• Task instructions: Your task is to repeat the listing exactly.

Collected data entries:
• • • • •

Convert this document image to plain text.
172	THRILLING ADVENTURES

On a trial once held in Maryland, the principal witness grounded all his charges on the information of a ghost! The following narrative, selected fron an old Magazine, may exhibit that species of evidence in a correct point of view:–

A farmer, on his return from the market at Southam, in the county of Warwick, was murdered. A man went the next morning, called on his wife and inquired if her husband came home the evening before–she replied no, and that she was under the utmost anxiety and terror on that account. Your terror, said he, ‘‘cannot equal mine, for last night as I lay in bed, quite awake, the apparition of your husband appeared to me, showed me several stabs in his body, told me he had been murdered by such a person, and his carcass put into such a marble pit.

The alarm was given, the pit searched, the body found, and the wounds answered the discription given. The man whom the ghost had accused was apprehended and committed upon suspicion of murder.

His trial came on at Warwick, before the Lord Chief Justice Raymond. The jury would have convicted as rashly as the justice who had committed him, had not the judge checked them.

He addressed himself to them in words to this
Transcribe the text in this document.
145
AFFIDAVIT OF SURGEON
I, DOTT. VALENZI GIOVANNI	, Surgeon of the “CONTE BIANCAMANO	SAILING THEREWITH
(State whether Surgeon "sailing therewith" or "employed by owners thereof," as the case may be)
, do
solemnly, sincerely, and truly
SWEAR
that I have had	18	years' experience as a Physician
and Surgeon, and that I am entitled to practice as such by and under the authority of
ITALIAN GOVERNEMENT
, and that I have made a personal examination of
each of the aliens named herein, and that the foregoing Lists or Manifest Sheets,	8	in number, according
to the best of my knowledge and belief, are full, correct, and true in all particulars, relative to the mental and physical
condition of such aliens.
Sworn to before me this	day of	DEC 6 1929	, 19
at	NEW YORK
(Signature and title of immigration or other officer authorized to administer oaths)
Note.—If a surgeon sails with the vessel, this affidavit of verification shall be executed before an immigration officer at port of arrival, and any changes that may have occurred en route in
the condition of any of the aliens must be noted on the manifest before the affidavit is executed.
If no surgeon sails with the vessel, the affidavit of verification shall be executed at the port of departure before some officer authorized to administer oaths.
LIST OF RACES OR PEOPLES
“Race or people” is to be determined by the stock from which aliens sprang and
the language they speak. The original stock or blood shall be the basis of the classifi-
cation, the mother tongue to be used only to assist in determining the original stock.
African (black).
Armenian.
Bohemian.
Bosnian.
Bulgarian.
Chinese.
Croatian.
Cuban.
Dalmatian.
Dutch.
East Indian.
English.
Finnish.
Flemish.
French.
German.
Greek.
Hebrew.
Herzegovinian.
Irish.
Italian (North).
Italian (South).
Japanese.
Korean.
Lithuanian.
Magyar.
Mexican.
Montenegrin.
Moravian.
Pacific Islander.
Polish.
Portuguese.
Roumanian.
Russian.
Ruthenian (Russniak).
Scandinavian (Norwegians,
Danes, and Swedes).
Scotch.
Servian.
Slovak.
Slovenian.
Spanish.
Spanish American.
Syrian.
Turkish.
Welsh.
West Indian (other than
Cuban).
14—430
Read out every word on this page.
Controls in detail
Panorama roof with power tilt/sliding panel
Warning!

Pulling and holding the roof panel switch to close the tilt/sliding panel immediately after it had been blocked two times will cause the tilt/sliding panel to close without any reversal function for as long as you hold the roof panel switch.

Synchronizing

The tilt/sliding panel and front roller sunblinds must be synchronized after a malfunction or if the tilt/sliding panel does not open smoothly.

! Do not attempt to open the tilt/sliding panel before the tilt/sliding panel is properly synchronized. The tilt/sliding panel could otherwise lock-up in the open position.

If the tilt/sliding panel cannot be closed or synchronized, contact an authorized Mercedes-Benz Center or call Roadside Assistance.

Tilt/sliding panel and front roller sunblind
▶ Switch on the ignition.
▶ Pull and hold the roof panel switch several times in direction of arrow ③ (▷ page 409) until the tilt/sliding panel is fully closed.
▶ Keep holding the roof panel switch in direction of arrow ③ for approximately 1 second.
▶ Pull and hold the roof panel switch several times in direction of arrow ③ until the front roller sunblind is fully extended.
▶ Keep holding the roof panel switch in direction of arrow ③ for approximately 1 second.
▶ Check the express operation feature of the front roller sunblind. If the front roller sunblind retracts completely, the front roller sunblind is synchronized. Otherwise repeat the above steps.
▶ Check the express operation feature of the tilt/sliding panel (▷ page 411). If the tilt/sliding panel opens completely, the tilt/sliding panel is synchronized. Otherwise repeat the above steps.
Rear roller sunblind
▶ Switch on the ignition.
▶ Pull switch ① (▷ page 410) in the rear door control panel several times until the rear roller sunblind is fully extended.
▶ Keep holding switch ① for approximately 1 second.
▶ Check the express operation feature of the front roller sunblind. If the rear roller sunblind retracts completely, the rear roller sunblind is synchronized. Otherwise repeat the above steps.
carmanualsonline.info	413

• • • • •

• Result:
Convert this document image to plain text.
172	THRILLING ADVENTURES

On a trial once held in Maryland, the principal witness grounded all his charges on the information of a ghost! The following narrative, selected fron an old Magazine, may exhibit that species of evidence in a correct point of view:–

A farmer, on his return from the market at Southam, in the county of Warwick, was murdered. A man went the next morning, called on his wife and inquired if her husband came home the evening before–she replied no, and that she was under the utmost anxiety and terror on that account. Your terror, said he, ‘‘cannot equal mine, for last night as I lay in bed, quite awake, the apparition of your husband appeared to me, showed me several stabs in his body, told me he had been murdered by such a person, and his carcass put into such a marble pit.

The alarm was given, the pit searched, the body found, and the wounds answered the discription given. The man whom the ghost had accused was apprehended and committed upon suspicion of murder.

His trial came on at Warwick, before the Lord Chief Justice Raymond. The jury would have convicted as rashly as the justice who had committed him, had not the judge checked them.

He addressed himself to them in words to this
Transcribe the text in this document.
145
AFFIDAVIT OF SURGEON
I, DOTT. VALENZI GIOVANNI	, Surgeon of the “CONTE BIANCAMANO	SAILING THEREWITH
(State whether Surgeon "sailing therewith" or "employed by owners thereof," as the case may be)
, do
solemnly, sincerely, and truly
SWEAR
that I have had	18	years' experience as a Physician
and Surgeon, and that I am entitled to practice as such by and under the authority of
ITALIAN GOVERNEMENT
, and that I have made a personal examination of
each of the aliens named herein, and that the foregoing Lists or Manifest Sheets,	8	in number, according
to the best of my knowledge and belief, are full, correct, and true in all particulars, relative to the mental and physical
condition of such aliens.
Sworn to before me this	day of	DEC 6 1929	, 19
at	NEW YORK
(Signature and title of immigration or other officer authorized to administer oaths)
Note.—If a surgeon sails with the vessel, this affidavit of verification shall be executed before an immigration officer at port of arrival, and any changes that may have occurred en route in
the condition of any of the aliens must be noted on the manifest before the affidavit is executed.
If no surgeon sails with the vessel, the affidavit of verification shall be executed at the port of departure before some officer authorized to administer oaths.
LIST OF RACES OR PEOPLES
“Race or people” is to be determined by the stock from which aliens sprang and
the language they speak. The original stock or blood shall be the basis of the classifi-
cation, the mother tongue to be used only to assist in determining the original stock.
African (black).
Armenian.
Bohemian.
Bosnian.
Bulgarian.
Chinese.
Croatian.
Cuban.
Dalmatian.
Dutch.
East Indian.
English.
Finnish.
Flemish.
French.
German.
Greek.
Hebrew.
Herzegovinian.
Irish.
Italian (North).
Italian (South).
Japanese.
Korean.
Lithuanian.
Magyar.
Mexican.
Montenegrin.
Moravian.
Pacific Islander.
Polish.
Portuguese.
Roumanian.
Russian.
Ruthenian (Russniak).
Scandinavian (Norwegians,
Danes, and Swedes).
Scotch.
Servian.
Slovak.
Slovenian.
Spanish.
Spanish American.
Syrian.
Turkish.
Welsh.
West Indian (other than
Cuban).
14—430
Read out every word on this page.
Controls in detail
Panorama roof with power tilt/sliding panel
Warning!

Pulling and holding the roof panel switch to close the tilt/sliding panel immediately after it had been blocked two times will cause the tilt/sliding panel to close without any reversal function for as long as you hold the roof panel switch.

Synchronizing

The tilt/sliding panel and front roller sunblinds must be synchronized after a malfunction or if the tilt/sliding panel does not open smoothly.

! Do not attempt to open the tilt/sliding panel before the tilt/sliding panel is properly synchronized. The tilt/sliding panel could otherwise lock-up in the open position.

If the tilt/sliding panel cannot be closed or synchronized, contact an authorized Mercedes-Benz Center or call Roadside Assistance.

Tilt/sliding panel and front roller sunblind
▶ Switch on the ignition.
▶ Pull and hold the roof panel switch several times in direction of arrow ③ (▷ page 409) until the tilt/sliding panel is fully closed.
▶ Keep holding the roof panel switch in direction of arrow ③ for approximately 1 second.
▶ Pull and hold the roof panel switch several times in direction of arrow ③ until the front roller sunblind is fully extended.
▶ Keep holding the roof panel switch in direction of arrow ③ for approximately 1 second.
▶ Check the express operation feature of the front roller sunblind. If the front roller sunblind retracts completely, the front roller sunblind is synchronized. Otherwise repeat the above steps.
▶ Check the express operation feature of the tilt/sliding panel (▷ page 411). If the tilt/sliding panel opens completely, the tilt/sliding panel is synchronized. Otherwise repeat the above steps.
Rear roller sunblind
▶ Switch on the ignition.
▶ Pull switch ① (▷ page 410) in the rear door control panel several times until the rear roller sunblind is fully extended.
▶ Keep holding switch ① for approximately 1 second.
▶ Check the express operation feature of the front roller sunblind. If the rear roller sunblind retracts completely, the rear roller sunblind is synchronized. Otherwise repeat the above steps.
carmanualsonline.info	413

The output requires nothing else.